--- Start ---

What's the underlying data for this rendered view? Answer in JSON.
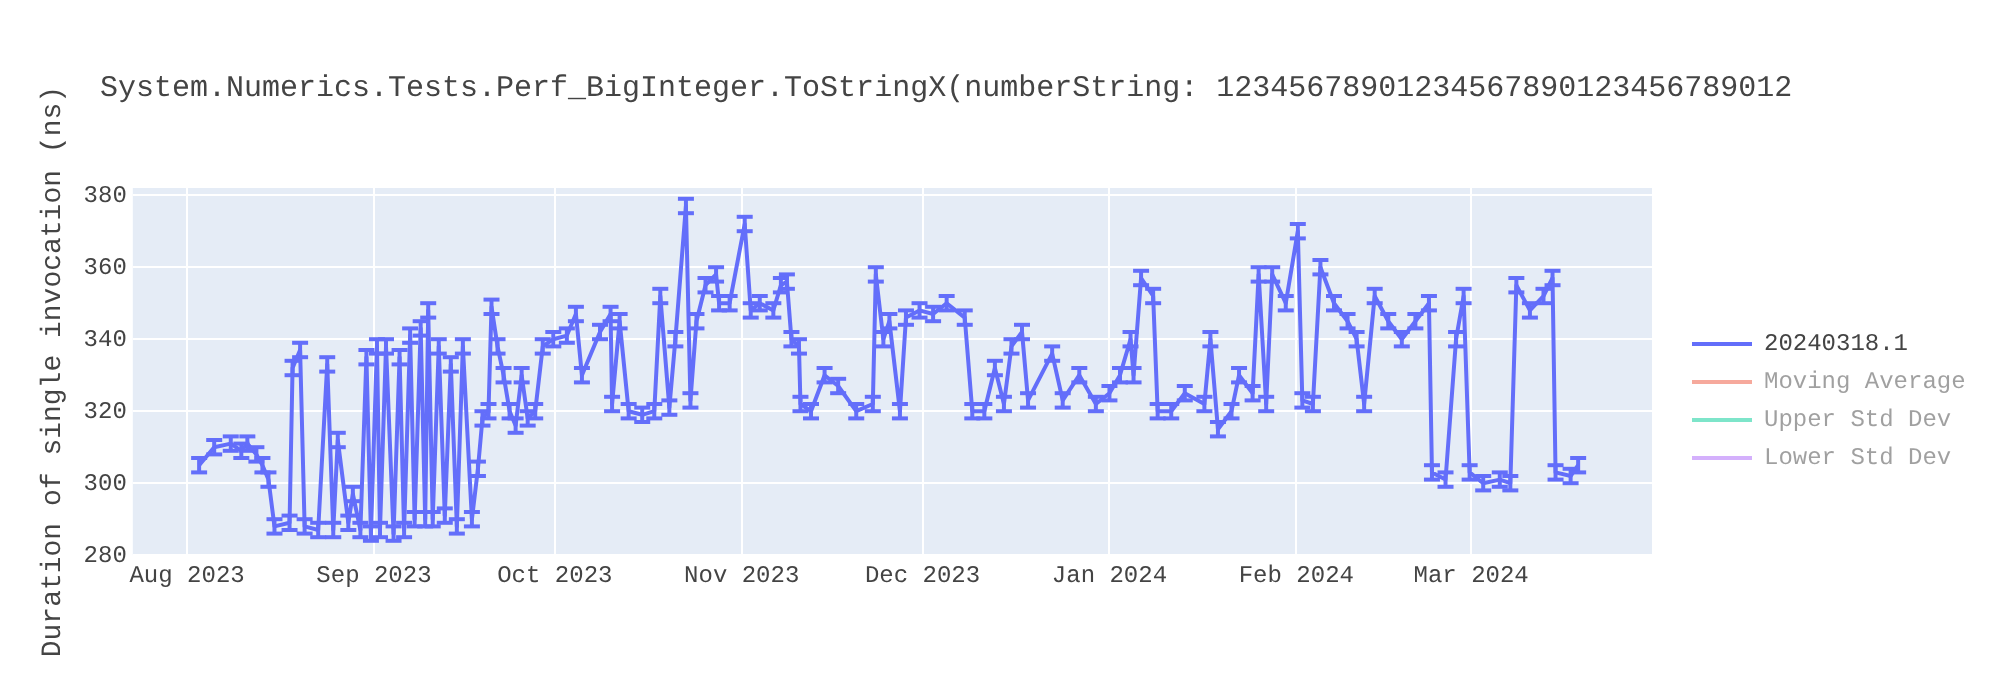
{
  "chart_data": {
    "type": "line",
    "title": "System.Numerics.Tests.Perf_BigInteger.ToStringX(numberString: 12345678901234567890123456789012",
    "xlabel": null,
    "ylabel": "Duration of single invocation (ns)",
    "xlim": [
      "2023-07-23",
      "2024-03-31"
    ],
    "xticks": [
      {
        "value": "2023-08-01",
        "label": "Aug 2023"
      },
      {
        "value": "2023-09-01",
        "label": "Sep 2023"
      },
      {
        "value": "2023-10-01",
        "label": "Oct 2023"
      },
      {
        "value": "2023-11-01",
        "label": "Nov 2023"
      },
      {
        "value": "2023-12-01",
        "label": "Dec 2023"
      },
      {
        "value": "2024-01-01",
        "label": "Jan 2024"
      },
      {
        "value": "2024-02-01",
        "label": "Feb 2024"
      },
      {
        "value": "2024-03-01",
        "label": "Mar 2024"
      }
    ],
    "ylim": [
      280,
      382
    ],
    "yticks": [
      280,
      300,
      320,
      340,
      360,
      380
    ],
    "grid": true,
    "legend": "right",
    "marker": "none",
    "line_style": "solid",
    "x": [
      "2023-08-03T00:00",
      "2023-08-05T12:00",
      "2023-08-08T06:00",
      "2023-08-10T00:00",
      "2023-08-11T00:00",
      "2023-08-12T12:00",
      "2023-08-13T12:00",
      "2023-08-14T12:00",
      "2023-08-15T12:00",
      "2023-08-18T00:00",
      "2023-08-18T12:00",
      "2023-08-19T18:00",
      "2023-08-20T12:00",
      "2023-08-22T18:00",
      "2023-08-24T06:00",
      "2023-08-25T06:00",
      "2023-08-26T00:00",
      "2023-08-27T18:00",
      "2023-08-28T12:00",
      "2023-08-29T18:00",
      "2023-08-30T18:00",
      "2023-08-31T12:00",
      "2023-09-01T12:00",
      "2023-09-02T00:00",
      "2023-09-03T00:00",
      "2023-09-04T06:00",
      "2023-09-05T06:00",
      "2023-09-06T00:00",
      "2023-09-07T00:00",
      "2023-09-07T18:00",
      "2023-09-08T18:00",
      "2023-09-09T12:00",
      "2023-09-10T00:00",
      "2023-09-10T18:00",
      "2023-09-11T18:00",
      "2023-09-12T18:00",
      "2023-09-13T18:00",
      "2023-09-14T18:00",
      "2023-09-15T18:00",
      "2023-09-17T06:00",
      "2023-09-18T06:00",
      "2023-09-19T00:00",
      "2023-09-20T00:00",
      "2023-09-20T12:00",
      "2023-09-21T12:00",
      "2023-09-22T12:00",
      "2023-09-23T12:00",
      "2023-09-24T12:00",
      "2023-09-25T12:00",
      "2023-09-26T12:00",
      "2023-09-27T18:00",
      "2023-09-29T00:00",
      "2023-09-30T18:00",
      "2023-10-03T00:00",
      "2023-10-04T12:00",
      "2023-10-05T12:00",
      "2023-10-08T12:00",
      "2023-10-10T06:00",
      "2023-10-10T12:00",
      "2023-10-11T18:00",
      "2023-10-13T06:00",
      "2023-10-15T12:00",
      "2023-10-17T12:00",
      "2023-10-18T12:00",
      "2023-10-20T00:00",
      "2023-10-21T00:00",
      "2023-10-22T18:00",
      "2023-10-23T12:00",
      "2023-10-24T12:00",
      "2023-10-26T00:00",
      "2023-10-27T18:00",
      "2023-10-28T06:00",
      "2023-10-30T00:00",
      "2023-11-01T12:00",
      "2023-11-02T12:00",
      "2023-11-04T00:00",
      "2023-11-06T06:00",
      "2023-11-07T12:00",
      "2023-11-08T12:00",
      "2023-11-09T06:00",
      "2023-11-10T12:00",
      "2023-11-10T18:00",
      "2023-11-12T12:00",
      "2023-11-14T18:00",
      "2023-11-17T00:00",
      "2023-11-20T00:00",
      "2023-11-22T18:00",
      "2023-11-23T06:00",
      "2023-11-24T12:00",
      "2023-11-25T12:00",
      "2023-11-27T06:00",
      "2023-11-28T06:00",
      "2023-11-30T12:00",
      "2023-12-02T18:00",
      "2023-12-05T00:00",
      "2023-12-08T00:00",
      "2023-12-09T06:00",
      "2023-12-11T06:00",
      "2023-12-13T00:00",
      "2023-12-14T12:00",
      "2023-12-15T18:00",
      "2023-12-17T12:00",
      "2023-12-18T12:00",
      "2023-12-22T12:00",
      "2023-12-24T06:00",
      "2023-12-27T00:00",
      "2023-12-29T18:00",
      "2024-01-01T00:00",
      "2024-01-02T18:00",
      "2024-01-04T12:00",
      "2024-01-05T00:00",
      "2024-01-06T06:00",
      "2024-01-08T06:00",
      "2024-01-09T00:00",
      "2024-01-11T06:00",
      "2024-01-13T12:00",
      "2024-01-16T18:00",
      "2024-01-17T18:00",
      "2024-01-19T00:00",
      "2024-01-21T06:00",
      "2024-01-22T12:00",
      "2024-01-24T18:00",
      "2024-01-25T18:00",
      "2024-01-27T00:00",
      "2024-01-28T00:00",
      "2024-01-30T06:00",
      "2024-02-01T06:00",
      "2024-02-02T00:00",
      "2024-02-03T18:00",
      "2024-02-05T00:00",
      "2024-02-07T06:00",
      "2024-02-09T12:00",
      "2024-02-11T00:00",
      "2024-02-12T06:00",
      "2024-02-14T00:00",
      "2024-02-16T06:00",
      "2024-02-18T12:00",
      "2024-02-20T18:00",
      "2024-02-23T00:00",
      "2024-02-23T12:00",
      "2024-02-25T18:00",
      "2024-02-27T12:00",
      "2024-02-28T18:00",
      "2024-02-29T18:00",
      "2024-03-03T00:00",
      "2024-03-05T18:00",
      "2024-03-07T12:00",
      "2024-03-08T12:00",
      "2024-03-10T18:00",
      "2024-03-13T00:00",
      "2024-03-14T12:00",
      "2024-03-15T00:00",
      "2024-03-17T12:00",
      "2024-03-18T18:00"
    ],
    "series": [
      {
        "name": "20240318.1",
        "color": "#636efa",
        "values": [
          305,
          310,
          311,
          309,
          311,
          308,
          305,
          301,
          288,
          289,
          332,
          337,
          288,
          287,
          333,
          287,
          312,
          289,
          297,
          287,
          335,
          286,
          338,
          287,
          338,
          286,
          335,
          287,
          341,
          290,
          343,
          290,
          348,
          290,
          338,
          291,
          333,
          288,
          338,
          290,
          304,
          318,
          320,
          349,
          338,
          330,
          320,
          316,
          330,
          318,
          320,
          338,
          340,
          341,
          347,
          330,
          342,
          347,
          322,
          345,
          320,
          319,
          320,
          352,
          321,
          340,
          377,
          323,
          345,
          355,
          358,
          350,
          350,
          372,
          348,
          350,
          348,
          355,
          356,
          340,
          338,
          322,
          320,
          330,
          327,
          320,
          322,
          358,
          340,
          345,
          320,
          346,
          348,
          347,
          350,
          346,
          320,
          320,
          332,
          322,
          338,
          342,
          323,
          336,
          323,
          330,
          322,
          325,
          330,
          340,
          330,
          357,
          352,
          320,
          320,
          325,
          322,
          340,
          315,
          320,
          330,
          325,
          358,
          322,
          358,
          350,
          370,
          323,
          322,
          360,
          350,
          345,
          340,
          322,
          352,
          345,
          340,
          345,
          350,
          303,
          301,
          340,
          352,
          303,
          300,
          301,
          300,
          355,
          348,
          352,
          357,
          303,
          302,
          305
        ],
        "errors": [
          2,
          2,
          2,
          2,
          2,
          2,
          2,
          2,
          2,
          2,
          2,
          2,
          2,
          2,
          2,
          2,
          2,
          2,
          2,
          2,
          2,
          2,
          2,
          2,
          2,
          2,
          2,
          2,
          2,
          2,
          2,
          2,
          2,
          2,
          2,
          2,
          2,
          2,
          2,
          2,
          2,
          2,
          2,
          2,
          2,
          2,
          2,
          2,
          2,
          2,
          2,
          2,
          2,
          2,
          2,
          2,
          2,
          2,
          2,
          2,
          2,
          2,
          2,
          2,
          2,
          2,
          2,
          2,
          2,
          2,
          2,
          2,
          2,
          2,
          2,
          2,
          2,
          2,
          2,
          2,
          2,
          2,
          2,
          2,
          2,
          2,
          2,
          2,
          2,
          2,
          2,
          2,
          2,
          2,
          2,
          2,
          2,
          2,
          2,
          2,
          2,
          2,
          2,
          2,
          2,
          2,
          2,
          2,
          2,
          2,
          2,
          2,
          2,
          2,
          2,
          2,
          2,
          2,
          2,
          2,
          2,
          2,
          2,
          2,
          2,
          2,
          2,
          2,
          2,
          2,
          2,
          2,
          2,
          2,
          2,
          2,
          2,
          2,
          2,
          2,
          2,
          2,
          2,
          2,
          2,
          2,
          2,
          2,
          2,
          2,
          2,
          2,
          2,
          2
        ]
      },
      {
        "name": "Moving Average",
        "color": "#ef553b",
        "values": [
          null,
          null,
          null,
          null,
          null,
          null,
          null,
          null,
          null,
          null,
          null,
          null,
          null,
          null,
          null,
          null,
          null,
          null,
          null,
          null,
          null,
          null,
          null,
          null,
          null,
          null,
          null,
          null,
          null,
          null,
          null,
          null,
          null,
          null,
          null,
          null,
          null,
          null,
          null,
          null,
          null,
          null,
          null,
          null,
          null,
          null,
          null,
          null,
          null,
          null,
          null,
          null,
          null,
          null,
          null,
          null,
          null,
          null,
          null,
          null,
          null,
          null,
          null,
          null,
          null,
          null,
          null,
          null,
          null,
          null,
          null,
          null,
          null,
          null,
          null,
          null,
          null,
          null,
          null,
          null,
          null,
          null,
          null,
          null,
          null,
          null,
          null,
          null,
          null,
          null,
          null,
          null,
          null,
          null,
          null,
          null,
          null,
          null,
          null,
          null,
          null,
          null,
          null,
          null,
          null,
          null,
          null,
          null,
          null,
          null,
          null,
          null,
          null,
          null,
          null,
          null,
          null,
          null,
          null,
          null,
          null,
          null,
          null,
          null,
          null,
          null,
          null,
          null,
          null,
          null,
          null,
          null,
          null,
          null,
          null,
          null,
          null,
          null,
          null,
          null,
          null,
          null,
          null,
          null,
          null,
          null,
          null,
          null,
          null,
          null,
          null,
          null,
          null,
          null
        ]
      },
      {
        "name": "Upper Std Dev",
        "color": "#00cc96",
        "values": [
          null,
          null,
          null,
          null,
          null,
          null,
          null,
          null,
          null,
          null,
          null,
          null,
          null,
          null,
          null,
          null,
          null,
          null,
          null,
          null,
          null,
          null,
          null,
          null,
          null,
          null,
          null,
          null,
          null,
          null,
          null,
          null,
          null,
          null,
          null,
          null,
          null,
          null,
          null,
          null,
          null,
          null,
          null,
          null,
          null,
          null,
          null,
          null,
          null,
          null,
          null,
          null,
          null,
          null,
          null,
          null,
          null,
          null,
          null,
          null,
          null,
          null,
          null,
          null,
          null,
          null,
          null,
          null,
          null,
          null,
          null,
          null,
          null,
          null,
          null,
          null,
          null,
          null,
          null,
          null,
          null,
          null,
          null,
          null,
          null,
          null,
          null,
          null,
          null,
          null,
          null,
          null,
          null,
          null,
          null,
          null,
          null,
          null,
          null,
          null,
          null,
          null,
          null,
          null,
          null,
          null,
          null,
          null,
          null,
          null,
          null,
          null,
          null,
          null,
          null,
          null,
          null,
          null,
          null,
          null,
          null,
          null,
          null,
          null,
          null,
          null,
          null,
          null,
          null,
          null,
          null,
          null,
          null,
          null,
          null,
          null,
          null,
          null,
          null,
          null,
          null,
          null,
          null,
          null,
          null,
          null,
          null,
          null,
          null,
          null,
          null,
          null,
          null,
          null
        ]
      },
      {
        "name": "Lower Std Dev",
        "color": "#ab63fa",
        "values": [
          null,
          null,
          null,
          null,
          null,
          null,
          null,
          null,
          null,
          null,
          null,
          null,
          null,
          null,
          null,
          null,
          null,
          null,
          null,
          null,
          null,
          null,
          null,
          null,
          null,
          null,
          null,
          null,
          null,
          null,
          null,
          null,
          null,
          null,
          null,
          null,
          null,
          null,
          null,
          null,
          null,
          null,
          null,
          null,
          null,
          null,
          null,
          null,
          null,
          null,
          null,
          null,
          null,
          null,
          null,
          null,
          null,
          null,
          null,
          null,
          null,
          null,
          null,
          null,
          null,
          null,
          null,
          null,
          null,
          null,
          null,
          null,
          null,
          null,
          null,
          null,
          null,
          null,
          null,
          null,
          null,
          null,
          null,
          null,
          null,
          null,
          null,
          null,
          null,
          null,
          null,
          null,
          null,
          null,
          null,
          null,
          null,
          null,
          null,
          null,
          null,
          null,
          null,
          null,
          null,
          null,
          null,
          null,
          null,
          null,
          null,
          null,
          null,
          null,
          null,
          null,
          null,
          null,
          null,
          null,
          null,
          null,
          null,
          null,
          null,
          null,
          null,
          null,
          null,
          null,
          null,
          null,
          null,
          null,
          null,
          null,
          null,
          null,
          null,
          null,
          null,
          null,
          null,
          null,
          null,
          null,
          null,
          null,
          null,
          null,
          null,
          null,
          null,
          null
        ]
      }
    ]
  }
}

--- End ---

• Task brief: Going through the lines above one by one, tally those with the word "name" and give only the total.

• Full solution: 4